◆ Prompt: Find the lines that contain the word "offset" and copy each one.

◆ Supplied data:
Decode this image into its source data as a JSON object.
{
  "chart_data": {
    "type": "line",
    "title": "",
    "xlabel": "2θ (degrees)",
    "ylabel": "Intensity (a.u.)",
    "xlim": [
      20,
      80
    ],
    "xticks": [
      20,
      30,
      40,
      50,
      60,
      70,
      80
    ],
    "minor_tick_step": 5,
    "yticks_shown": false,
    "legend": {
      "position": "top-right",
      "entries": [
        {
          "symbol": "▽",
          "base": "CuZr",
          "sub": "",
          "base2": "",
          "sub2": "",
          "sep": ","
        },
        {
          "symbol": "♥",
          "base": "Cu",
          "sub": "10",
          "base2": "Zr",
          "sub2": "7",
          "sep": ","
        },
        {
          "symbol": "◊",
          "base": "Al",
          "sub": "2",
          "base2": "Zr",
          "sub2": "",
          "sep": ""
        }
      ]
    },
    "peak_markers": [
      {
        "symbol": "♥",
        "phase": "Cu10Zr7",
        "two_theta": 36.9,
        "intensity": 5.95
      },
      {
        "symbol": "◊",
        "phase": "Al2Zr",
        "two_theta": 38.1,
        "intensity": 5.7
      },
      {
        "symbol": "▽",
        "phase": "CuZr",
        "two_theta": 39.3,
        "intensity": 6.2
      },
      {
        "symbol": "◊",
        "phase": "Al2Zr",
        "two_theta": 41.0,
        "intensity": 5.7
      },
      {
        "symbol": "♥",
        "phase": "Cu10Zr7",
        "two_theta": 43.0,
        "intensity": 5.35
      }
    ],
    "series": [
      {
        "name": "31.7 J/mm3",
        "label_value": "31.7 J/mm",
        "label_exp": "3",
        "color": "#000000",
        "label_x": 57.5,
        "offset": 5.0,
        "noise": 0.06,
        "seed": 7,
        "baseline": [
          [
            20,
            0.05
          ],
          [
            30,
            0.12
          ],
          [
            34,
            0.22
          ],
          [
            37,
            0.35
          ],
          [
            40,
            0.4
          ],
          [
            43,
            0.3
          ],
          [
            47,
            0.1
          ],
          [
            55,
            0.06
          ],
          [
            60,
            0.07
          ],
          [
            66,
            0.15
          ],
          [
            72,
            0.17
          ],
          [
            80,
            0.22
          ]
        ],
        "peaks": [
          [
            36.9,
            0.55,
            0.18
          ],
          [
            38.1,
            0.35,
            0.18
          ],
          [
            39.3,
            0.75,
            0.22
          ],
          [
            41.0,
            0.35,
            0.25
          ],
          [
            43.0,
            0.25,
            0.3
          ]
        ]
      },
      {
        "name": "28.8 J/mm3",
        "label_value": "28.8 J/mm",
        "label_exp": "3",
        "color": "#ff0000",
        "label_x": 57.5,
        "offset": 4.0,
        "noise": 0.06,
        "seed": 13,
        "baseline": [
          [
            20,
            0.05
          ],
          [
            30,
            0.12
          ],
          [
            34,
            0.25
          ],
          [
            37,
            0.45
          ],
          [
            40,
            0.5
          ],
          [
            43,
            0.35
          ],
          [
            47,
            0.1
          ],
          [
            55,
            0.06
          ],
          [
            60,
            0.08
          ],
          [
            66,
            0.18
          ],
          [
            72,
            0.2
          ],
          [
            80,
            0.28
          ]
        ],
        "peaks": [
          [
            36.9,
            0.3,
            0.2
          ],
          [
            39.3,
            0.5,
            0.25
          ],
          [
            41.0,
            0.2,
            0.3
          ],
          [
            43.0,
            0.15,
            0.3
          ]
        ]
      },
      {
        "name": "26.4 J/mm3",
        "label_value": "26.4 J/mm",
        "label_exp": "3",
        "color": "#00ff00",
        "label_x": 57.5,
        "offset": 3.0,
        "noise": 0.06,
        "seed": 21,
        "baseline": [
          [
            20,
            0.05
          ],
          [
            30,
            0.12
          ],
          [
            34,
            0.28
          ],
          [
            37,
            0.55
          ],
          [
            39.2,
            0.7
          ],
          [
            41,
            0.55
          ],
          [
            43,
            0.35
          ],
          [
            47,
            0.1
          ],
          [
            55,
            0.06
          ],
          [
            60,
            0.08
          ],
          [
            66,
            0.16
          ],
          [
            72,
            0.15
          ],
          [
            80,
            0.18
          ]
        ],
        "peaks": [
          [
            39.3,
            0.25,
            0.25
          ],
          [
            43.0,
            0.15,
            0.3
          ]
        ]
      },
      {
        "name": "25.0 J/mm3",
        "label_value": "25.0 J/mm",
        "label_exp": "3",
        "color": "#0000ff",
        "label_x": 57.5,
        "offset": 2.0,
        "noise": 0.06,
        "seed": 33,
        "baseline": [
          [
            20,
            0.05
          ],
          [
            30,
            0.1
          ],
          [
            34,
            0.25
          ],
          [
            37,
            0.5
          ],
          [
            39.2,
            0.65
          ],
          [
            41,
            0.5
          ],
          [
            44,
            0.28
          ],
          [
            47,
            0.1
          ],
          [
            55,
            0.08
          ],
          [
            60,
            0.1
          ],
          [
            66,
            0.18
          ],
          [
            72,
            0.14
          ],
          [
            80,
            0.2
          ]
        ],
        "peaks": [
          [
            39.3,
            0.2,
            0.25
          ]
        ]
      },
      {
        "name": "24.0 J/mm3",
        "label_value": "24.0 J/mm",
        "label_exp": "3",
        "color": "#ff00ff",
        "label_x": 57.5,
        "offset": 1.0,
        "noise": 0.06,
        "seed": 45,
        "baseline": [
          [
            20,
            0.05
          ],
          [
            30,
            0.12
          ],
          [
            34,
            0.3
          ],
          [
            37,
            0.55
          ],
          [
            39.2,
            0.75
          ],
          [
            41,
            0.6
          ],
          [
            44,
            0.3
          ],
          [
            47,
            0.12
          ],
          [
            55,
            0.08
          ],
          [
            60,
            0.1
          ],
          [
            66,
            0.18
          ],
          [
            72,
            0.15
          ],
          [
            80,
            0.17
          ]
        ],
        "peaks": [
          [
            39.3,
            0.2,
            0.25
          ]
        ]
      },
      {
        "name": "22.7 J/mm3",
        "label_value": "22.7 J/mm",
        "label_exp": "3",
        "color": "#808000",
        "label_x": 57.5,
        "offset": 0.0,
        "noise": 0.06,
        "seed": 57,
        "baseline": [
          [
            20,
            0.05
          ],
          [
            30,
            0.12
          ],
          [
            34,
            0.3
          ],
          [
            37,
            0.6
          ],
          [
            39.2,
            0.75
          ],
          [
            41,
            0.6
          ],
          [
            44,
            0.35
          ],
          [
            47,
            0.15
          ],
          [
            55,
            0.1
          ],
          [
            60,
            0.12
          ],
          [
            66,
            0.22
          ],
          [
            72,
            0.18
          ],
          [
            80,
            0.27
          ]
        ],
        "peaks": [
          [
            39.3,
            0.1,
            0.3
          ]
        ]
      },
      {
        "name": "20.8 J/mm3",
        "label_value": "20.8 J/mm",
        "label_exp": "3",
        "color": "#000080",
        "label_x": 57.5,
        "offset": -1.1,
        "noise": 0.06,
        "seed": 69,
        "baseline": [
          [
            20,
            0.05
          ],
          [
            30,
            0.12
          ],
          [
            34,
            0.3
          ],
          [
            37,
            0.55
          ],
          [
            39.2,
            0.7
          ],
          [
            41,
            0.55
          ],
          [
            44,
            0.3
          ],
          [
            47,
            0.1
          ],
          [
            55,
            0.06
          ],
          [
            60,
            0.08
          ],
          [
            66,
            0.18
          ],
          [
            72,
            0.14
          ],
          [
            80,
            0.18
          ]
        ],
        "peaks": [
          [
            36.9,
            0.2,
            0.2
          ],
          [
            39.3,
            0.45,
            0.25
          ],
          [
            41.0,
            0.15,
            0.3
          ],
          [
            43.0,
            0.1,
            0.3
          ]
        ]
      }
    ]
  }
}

◆ Answer in full:
        "offset": 5.0,
        "offset": 4.0,
        "offset": 3.0,
        "offset": 2.0,
        "offset": 1.0,
        "offset": 0.0,
        "offset": -1.1,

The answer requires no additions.